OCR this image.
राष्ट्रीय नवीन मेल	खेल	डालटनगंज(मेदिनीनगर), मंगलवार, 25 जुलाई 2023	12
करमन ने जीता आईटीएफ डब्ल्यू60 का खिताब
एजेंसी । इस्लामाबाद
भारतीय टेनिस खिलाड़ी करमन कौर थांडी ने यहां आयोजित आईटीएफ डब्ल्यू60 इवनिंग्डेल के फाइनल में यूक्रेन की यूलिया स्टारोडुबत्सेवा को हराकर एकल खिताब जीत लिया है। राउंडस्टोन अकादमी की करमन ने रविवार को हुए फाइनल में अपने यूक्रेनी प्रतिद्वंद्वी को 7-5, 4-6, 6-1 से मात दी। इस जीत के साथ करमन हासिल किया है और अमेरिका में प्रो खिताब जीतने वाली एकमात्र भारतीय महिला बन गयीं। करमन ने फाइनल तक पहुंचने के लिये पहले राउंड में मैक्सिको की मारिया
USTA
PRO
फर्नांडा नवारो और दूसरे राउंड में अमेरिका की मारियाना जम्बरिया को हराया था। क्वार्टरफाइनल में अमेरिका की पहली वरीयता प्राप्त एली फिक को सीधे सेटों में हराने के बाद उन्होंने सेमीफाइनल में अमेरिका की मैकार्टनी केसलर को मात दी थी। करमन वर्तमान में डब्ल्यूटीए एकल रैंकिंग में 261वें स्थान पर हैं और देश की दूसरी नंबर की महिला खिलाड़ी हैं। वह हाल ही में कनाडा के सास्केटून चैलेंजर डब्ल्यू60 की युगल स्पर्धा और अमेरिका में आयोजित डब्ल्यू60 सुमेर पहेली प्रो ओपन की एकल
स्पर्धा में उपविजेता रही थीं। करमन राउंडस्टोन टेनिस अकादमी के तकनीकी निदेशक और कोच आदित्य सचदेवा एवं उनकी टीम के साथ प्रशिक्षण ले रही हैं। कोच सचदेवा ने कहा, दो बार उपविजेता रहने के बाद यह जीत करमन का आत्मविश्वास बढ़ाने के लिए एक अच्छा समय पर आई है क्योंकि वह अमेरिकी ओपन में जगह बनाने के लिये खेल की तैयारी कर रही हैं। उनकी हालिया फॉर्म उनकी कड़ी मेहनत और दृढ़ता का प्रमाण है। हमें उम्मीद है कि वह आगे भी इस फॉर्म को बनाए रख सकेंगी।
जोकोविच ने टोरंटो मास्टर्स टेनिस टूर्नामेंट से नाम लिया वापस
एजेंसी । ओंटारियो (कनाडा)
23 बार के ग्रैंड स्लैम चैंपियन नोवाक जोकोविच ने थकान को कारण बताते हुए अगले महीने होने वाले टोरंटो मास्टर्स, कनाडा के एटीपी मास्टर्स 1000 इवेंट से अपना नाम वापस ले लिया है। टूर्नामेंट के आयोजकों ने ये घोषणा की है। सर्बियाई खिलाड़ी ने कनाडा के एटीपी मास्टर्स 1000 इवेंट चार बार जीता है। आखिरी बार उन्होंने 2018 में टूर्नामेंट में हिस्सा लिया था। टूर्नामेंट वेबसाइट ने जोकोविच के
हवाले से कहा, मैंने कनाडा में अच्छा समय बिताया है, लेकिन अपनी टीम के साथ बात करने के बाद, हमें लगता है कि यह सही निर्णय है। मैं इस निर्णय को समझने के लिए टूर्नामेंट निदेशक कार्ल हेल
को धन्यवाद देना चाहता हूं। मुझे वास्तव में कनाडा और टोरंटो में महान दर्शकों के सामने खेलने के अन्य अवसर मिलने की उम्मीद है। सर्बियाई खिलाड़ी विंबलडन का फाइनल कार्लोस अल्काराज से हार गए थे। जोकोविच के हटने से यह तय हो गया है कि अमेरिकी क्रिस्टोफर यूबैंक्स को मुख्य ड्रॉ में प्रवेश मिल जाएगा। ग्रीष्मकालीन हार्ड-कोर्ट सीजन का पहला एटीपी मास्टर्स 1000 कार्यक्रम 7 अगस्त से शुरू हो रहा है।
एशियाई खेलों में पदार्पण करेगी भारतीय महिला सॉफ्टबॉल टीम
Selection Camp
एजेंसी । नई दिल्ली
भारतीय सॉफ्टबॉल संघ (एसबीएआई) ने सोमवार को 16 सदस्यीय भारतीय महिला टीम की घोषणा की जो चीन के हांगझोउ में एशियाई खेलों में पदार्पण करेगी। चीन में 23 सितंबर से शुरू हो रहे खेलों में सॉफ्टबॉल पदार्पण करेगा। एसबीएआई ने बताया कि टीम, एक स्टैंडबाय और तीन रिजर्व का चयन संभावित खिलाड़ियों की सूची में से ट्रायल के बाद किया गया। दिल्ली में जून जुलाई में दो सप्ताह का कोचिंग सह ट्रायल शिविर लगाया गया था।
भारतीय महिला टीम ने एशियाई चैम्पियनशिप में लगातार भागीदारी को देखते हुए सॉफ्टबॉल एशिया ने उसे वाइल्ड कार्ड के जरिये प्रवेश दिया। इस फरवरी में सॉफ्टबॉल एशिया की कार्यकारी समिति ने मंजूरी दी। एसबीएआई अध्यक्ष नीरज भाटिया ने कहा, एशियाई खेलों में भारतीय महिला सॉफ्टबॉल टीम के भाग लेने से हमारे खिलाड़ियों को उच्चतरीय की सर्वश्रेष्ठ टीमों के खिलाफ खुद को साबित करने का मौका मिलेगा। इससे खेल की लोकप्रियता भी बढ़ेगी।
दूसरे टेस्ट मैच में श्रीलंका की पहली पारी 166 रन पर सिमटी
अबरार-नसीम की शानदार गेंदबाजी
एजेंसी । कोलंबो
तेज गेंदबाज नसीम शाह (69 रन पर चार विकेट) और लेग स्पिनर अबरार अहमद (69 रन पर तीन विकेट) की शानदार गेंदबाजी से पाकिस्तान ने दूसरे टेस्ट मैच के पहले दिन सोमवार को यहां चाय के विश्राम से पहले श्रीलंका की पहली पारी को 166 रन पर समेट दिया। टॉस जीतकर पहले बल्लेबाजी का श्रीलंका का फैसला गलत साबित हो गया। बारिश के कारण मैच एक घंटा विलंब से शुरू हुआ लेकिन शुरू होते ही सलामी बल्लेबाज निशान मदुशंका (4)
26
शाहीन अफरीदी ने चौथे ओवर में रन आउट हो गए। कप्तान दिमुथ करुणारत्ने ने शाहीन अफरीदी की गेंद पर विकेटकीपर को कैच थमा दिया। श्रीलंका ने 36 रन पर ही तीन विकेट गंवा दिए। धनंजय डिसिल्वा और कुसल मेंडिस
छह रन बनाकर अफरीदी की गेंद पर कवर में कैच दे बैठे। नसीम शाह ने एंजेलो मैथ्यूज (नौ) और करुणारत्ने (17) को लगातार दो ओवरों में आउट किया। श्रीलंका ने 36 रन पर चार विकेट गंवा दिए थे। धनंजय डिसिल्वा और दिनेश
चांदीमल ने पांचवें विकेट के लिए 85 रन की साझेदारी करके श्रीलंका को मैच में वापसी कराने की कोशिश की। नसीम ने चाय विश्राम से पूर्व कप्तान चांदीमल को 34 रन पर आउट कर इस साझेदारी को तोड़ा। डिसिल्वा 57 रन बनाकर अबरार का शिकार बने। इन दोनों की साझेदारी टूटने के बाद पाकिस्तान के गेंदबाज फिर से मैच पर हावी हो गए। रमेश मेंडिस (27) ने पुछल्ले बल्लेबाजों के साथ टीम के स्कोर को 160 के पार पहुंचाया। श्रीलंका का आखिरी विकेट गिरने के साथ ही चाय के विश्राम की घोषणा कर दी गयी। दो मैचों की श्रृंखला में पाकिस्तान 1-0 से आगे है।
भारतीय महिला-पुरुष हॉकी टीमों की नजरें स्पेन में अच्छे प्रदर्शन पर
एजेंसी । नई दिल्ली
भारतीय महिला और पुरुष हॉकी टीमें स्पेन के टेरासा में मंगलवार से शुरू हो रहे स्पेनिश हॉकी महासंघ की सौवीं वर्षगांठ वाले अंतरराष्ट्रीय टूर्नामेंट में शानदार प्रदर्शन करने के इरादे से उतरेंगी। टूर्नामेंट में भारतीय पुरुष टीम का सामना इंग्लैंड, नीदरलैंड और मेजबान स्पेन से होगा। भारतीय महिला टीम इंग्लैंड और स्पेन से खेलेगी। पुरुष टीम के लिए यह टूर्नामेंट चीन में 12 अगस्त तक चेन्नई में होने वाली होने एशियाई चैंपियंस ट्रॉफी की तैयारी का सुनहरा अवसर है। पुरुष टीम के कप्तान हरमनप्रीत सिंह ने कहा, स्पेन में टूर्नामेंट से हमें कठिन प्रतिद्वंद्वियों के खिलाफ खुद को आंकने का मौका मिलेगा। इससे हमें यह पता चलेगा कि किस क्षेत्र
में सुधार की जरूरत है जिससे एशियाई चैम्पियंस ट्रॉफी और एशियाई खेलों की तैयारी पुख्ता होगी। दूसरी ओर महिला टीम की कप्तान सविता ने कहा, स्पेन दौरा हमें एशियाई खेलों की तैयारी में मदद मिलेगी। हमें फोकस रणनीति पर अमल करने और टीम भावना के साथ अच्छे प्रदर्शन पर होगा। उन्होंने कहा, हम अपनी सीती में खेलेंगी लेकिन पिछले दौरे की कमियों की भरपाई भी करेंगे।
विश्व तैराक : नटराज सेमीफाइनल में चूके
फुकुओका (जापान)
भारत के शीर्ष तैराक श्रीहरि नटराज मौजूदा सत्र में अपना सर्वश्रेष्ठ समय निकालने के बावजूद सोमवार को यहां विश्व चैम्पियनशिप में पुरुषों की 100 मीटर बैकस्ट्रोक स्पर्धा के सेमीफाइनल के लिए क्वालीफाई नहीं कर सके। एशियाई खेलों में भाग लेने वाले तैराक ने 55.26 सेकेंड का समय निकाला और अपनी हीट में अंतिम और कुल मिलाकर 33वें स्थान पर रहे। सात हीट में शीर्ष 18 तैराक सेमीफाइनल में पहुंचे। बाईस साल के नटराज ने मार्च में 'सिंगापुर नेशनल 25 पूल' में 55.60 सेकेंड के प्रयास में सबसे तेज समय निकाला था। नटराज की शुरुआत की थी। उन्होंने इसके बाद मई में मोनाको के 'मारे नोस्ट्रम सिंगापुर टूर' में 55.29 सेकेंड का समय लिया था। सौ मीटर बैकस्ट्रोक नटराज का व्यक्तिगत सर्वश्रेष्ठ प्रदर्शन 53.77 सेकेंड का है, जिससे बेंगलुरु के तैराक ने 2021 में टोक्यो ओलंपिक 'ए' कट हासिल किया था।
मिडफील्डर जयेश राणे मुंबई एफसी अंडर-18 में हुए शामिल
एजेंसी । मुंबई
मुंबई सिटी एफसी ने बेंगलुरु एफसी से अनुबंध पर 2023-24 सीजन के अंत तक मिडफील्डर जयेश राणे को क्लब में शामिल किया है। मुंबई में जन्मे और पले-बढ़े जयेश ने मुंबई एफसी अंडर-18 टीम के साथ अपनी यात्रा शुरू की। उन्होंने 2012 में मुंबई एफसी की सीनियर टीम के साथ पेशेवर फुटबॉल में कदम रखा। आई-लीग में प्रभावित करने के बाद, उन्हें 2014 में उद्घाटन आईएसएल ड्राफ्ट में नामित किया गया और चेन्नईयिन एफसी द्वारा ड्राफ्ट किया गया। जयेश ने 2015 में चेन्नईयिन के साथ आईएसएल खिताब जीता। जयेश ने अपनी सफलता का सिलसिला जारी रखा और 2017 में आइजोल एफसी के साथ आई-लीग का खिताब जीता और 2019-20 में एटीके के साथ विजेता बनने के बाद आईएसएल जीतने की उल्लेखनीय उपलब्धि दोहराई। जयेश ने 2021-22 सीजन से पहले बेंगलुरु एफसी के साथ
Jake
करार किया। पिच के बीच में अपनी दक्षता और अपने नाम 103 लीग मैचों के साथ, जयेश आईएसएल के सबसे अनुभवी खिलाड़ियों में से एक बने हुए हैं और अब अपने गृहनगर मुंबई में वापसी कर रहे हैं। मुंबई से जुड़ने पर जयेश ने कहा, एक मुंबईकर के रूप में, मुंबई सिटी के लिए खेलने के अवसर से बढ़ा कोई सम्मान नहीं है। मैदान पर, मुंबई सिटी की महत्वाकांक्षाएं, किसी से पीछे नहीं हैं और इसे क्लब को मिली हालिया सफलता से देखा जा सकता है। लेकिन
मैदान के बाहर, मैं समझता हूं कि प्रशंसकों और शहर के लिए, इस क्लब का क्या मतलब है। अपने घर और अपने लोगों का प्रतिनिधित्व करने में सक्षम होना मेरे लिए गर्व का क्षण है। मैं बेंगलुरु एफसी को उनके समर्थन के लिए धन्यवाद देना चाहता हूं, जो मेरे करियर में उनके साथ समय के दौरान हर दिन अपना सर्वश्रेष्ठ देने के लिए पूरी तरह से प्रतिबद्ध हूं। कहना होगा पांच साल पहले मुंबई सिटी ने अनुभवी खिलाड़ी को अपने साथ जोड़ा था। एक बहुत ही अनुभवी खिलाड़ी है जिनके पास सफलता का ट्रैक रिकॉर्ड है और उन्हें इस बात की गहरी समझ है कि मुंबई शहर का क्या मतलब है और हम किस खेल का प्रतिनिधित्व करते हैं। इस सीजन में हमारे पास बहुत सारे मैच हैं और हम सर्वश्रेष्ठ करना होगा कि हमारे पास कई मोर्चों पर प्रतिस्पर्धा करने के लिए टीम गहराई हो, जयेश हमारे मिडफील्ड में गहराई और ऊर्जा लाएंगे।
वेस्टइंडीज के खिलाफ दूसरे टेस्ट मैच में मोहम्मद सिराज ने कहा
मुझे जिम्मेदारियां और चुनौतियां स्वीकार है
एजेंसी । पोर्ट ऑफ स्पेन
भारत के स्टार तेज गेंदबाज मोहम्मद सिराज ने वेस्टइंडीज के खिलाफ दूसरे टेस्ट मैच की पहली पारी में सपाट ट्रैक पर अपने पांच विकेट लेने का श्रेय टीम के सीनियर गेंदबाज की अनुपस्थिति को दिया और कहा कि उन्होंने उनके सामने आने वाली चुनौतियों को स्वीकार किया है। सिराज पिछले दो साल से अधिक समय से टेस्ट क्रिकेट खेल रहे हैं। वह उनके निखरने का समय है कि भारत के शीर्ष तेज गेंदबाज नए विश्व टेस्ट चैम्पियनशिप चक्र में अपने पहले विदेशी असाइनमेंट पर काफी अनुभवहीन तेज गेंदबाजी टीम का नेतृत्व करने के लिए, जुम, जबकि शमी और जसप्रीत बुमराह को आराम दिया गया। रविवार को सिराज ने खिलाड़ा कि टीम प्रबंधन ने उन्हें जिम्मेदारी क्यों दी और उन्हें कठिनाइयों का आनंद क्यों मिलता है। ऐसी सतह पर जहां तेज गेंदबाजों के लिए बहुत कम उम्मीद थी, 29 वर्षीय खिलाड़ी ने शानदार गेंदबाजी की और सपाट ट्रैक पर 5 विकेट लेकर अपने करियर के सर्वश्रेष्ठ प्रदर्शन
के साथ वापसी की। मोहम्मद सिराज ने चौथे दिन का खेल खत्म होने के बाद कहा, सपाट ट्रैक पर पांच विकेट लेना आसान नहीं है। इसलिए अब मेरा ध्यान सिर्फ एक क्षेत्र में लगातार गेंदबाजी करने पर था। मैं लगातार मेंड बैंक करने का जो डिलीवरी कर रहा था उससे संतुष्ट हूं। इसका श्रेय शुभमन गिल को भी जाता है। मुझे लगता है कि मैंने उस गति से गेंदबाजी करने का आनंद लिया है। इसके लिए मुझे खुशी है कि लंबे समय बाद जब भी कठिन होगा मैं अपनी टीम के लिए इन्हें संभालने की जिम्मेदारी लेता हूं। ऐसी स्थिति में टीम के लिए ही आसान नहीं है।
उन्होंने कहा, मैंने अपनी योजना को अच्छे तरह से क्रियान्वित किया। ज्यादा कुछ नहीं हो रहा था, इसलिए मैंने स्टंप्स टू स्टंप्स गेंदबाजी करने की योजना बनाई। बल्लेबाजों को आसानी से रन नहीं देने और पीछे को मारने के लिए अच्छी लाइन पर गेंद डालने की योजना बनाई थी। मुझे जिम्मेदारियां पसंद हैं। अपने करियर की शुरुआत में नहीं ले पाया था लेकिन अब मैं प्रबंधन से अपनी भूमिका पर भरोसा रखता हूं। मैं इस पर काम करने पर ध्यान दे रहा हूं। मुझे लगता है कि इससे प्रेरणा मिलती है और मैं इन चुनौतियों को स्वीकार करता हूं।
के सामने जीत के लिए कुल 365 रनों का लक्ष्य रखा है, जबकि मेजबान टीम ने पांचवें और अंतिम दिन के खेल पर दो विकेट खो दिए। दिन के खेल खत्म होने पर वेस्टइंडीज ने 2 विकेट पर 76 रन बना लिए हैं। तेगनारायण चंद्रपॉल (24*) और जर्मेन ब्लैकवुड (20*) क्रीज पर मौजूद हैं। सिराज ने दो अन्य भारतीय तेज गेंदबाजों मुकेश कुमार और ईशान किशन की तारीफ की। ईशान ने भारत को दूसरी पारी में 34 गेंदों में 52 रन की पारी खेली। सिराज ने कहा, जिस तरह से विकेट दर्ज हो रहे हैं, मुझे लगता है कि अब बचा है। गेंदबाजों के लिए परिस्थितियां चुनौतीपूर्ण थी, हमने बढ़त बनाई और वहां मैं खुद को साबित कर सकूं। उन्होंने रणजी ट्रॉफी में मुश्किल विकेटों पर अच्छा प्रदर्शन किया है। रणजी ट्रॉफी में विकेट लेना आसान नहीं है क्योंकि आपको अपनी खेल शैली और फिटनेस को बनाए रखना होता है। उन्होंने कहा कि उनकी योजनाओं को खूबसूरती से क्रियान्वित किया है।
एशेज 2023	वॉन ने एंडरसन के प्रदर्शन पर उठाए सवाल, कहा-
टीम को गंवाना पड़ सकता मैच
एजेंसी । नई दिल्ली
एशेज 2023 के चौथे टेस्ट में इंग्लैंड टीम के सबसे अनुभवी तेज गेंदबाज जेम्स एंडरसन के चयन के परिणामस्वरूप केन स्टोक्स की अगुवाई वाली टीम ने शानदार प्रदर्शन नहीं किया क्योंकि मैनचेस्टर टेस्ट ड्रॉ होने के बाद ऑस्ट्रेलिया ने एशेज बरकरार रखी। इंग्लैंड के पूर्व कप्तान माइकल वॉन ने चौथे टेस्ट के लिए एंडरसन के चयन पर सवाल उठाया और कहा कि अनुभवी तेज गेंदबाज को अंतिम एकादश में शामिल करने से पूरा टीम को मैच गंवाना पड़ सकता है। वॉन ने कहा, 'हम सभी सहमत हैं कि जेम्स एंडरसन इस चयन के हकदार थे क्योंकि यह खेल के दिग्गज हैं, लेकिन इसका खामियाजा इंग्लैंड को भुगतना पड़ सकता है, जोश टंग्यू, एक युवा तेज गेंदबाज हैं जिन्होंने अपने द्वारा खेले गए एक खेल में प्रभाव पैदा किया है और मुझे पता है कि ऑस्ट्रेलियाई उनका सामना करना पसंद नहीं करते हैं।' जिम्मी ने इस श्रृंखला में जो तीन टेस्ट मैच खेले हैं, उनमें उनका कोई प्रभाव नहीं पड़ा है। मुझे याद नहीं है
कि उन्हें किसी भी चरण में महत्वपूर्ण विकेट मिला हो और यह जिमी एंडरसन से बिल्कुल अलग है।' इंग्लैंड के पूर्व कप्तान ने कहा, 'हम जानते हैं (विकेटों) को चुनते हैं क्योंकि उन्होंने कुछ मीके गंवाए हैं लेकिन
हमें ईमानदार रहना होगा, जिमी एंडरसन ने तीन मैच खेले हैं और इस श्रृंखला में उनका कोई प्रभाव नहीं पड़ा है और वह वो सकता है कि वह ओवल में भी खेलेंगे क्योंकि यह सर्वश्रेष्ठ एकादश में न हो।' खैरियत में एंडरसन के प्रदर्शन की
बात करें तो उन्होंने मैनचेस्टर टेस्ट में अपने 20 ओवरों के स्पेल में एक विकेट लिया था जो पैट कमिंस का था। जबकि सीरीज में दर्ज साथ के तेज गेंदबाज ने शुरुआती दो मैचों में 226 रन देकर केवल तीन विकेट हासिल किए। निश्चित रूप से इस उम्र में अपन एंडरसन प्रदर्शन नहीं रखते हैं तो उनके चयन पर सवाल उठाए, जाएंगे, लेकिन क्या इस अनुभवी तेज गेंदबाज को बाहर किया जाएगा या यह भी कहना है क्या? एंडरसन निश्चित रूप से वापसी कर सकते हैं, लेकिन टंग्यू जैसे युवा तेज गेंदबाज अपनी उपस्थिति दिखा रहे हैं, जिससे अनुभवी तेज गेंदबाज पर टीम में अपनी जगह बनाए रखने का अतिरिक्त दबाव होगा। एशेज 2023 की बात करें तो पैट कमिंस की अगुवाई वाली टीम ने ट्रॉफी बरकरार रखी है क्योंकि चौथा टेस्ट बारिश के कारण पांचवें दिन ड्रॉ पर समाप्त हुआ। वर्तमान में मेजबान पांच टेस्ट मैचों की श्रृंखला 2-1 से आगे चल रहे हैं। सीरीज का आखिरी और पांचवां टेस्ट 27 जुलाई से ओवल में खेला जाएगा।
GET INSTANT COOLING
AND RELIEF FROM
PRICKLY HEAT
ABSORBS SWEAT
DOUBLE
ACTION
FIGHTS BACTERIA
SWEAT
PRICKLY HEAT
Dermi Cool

#####

Read the entries and pick out all lines that include the word "बरकर".

RESPONSE AREA
एशेज 2023 के चौथे टेस्ट में इंग्लैंड टीम के सबसे अनुभवी तेज गेंदबाज जेम्स एंडरसन के चयन के परिणामस्वरूप केन स्टोक्स की अगुवाई वाली टीम ने शानदार प्रदर्शन नहीं किया क्योंकि मैनचेस्टर टेस्ट ड्रॉ होने के बाद ऑस्ट्रेलिया ने एशेज बरकरार रखी। इंग्लैंड के पूर्व कप्तान माइकल वॉन ने चौथे टेस्ट के लिए एंडरसन के चयन पर सवाल उठाया और कहा कि अनुभवी तेज गेंदबाज को अंतिम एकादश में शामिल करने से पूरा टीम को मैच गंवाना पड़ सकता है। वॉन ने कहा, 'हम सभी सहमत हैं कि जेम्स एंडरसन इस चयन के हकदार थे क्योंकि यह खेल के दिग्गज हैं, लेकिन इसका खामियाजा इंग्लैंड को भुगतना पड़ सकता है, जोश टंग्यू, एक युवा तेज गेंदबाज हैं जिन्होंने अपने द्वारा खेले गए एक खेल में प्रभाव पैदा किया है और मुझे पता है कि ऑस्ट्रेलियाई उनका सामना करना पसंद नहीं करते हैं।' जिम्मी ने इस श्रृंखला में जो तीन टेस्ट मैच खेले हैं, उनमें उनका कोई प्रभाव नहीं पड़ा है। मुझे याद नहीं है
बात करें तो उन्होंने मैनचेस्टर टेस्ट में अपने 20 ओवरों के स्पेल में एक विकेट लिया था जो पैट कमिंस का था। जबकि सीरीज में दर्ज साथ के तेज गेंदबाज ने शुरुआती दो मैचों में 226 रन देकर केवल तीन विकेट हासिल किए। निश्चित रूप से इस उम्र में अपन एंडरसन प्रदर्शन नहीं रखते हैं तो उनके चयन पर सवाल उठाए, जाएंगे, लेकिन क्या इस अनुभवी तेज गेंदबाज को बाहर किया जाएगा या यह भी कहना है क्या? एंडरसन निश्चित रूप से वापसी कर सकते हैं, लेकिन टंग्यू जैसे युवा तेज गेंदबाज अपनी उपस्थिति दिखा रहे हैं, जिससे अनुभवी तेज गेंदबाज पर टीम में अपनी जगह बनाए रखने का अतिरिक्त दबाव होगा। एशेज 2023 की बात करें तो पैट कमिंस की अगुवाई वाली टीम ने ट्रॉफी बरकरार रखी है क्योंकि चौथा टेस्ट बारिश के कारण पांचवें दिन ड्रॉ पर समाप्त हुआ। वर्तमान में मेजबान पांच टेस्ट मैचों की श्रृंखला 2-1 से आगे चल रहे हैं। सीरीज का आखिरी और पांचवां टेस्ट 27 जुलाई से ओवल में खेला जाएगा।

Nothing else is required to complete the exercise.